::: DATASET EXTRACT

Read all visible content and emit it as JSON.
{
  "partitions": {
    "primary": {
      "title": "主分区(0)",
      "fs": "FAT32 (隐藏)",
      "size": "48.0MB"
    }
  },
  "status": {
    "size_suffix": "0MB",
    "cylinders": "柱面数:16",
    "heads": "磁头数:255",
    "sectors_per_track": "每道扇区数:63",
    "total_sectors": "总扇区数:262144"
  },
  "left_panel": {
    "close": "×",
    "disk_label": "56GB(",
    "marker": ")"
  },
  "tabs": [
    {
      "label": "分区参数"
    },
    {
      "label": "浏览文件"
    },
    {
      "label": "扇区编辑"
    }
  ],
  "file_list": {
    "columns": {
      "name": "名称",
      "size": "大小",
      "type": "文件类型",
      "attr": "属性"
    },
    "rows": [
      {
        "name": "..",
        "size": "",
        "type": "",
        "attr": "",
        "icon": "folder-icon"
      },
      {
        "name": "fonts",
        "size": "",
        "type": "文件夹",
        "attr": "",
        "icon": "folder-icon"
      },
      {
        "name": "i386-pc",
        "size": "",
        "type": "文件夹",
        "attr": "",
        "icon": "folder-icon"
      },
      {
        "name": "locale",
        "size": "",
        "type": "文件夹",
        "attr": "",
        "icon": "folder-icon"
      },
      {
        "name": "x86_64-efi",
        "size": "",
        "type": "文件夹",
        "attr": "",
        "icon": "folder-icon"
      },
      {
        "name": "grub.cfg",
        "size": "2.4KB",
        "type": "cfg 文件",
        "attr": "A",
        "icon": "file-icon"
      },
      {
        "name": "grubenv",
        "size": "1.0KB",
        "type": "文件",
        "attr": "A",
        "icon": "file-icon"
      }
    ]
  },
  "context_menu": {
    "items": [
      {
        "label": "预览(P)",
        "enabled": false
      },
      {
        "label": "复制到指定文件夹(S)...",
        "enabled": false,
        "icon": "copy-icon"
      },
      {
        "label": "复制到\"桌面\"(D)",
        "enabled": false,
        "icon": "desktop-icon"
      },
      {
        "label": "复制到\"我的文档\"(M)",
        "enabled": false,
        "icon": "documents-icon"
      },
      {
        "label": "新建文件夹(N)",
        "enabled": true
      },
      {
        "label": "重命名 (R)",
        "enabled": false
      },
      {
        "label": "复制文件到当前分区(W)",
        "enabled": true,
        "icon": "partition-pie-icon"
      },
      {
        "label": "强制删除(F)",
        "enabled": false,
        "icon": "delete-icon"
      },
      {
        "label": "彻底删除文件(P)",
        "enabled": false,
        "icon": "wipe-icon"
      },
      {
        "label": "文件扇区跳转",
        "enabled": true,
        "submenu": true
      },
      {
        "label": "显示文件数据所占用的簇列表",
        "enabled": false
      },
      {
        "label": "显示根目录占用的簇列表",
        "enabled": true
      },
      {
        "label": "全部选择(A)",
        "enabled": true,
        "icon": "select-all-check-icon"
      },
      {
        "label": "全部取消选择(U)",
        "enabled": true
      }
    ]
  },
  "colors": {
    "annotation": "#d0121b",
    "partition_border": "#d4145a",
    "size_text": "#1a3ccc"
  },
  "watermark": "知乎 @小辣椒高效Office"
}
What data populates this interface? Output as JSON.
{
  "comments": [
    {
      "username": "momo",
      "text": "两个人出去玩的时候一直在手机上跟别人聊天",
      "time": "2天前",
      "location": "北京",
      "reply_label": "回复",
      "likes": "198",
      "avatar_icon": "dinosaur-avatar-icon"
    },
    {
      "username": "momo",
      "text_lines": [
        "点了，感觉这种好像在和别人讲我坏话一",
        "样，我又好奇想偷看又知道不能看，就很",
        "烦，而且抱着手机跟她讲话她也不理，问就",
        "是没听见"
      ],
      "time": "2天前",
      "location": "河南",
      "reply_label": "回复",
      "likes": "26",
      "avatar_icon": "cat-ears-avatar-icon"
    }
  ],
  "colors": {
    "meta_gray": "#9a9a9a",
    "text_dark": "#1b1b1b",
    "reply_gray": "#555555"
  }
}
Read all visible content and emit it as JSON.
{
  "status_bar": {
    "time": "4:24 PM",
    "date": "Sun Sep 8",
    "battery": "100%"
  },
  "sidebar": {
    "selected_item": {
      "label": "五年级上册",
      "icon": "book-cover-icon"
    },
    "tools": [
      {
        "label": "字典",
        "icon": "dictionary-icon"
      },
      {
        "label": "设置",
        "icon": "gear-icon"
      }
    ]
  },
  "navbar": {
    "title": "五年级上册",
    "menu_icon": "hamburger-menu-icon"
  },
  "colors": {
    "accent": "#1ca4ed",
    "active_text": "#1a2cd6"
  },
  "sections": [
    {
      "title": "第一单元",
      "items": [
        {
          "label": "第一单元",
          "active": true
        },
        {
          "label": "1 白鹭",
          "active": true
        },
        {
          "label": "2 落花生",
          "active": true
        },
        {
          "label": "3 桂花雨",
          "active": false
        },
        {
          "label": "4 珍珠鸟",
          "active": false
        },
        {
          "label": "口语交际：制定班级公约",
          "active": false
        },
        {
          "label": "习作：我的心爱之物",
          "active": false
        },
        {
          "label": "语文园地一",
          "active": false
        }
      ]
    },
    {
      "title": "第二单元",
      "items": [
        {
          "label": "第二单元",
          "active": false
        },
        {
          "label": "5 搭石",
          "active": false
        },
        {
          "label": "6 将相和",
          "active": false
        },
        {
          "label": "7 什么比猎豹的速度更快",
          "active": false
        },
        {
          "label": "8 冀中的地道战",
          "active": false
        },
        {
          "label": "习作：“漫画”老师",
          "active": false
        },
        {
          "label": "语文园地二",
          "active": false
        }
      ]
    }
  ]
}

::::::

CHALLENGE: Recopy the entries above exactly, with every line included.

THE COMPLETED TASK:
Read all visible content and emit it as JSON.
{
  "partitions": {
    "primary": {
      "title": "主分区(0)",
      "fs": "FAT32 (隐藏)",
      "size": "48.0MB"
    }
  },
  "status": {
    "size_suffix": "0MB",
    "cylinders": "柱面数:16",
    "heads": "磁头数:255",
    "sectors_per_track": "每道扇区数:63",
    "total_sectors": "总扇区数:262144"
  },
  "left_panel": {
    "close": "×",
    "disk_label": "56GB(",
    "marker": ")"
  },
  "tabs": [
    {
      "label": "分区参数"
    },
    {
      "label": "浏览文件"
    },
    {
      "label": "扇区编辑"
    }
  ],
  "file_list": {
    "columns": {
      "name": "名称",
      "size": "大小",
      "type": "文件类型",
      "attr": "属性"
    },
    "rows": [
      {
        "name": "..",
        "size": "",
        "type": "",
        "attr": "",
        "icon": "folder-icon"
      },
      {
        "name": "fonts",
        "size": "",
        "type": "文件夹",
        "attr": "",
        "icon": "folder-icon"
      },
      {
        "name": "i386-pc",
        "size": "",
        "type": "文件夹",
        "attr": "",
        "icon": "folder-icon"
      },
      {
        "name": "locale",
        "size": "",
        "type": "文件夹",
        "attr": "",
        "icon": "folder-icon"
      },
      {
        "name": "x86_64-efi",
        "size": "",
        "type": "文件夹",
        "attr": "",
        "icon": "folder-icon"
      },
      {
        "name": "grub.cfg",
        "size": "2.4KB",
        "type": "cfg 文件",
        "attr": "A",
        "icon": "file-icon"
      },
      {
        "name": "grubenv",
        "size": "1.0KB",
        "type": "文件",
        "attr": "A",
        "icon": "file-icon"
      }
    ]
  },
  "context_menu": {
    "items": [
      {
        "label": "预览(P)",
        "enabled": false
      },
      {
        "label": "复制到指定文件夹(S)...",
        "enabled": false,
        "icon": "copy-icon"
      },
      {
        "label": "复制到\"桌面\"(D)",
        "enabled": false,
        "icon": "desktop-icon"
      },
      {
        "label": "复制到\"我的文档\"(M)",
        "enabled": false,
        "icon": "documents-icon"
      },
      {
        "label": "新建文件夹(N)",
        "enabled": true
      },
      {
        "label": "重命名 (R)",
        "enabled": false
      },
      {
        "label": "复制文件到当前分区(W)",
        "enabled": true,
        "icon": "partition-pie-icon"
      },
      {
        "label": "强制删除(F)",
        "enabled": false,
        "icon": "delete-icon"
      },
      {
        "label": "彻底删除文件(P)",
        "enabled": false,
        "icon": "wipe-icon"
      },
      {
        "label": "文件扇区跳转",
        "enabled": true,
        "submenu": true
      },
      {
        "label": "显示文件数据所占用的簇列表",
        "enabled": false
      },
      {
        "label": "显示根目录占用的簇列表",
        "enabled": true
      },
      {
        "label": "全部选择(A)",
        "enabled": true,
        "icon": "select-all-check-icon"
      },
      {
        "label": "全部取消选择(U)",
        "enabled": true
      }
    ]
  },
  "colors": {
    "annotation": "#d0121b",
    "partition_border": "#d4145a",
    "size_text": "#1a3ccc"
  },
  "watermark": "知乎 @小辣椒高效Office"
}
What data populates this interface? Output as JSON.
{
  "comments": [
    {
      "username": "momo",
      "text": "两个人出去玩的时候一直在手机上跟别人聊天",
      "time": "2天前",
      "location": "北京",
      "reply_label": "回复",
      "likes": "198",
      "avatar_icon": "dinosaur-avatar-icon"
    },
    {
      "username": "momo",
      "text_lines": [
        "点了，感觉这种好像在和别人讲我坏话一",
        "样，我又好奇想偷看又知道不能看，就很",
        "烦，而且抱着手机跟她讲话她也不理，问就",
        "是没听见"
      ],
      "time": "2天前",
      "location": "河南",
      "reply_label": "回复",
      "likes": "26",
      "avatar_icon": "cat-ears-avatar-icon"
    }
  ],
  "colors": {
    "meta_gray": "#9a9a9a",
    "text_dark": "#1b1b1b",
    "reply_gray": "#555555"
  }
}
Read all visible content and emit it as JSON.
{
  "status_bar": {
    "time": "4:24 PM",
    "date": "Sun Sep 8",
    "battery": "100%"
  },
  "sidebar": {
    "selected_item": {
      "label": "五年级上册",
      "icon": "book-cover-icon"
    },
    "tools": [
      {
        "label": "字典",
        "icon": "dictionary-icon"
      },
      {
        "label": "设置",
        "icon": "gear-icon"
      }
    ]
  },
  "navbar": {
    "title": "五年级上册",
    "menu_icon": "hamburger-menu-icon"
  },
  "colors": {
    "accent": "#1ca4ed",
    "active_text": "#1a2cd6"
  },
  "sections": [
    {
      "title": "第一单元",
      "items": [
        {
          "label": "第一单元",
          "active": true
        },
        {
          "label": "1 白鹭",
          "active": true
        },
        {
          "label": "2 落花生",
          "active": true
        },
        {
          "label": "3 桂花雨",
          "active": false
        },
        {
          "label": "4 珍珠鸟",
          "active": false
        },
        {
          "label": "口语交际：制定班级公约",
          "active": false
        },
        {
          "label": "习作：我的心爱之物",
          "active": false
        },
        {
          "label": "语文园地一",
          "active": false
        }
      ]
    },
    {
      "title": "第二单元",
      "items": [
        {
          "label": "第二单元",
          "active": false
        },
        {
          "label": "5 搭石",
          "active": false
        },
        {
          "label": "6 将相和",
          "active": false
        },
        {
          "label": "7 什么比猎豹的速度更快",
          "active": false
        },
        {
          "label": "8 冀中的地道战",
          "active": false
        },
        {
          "label": "习作：“漫画”老师",
          "active": false
        },
        {
          "label": "语文园地二",
          "active": false
        }
      ]
    }
  ]
}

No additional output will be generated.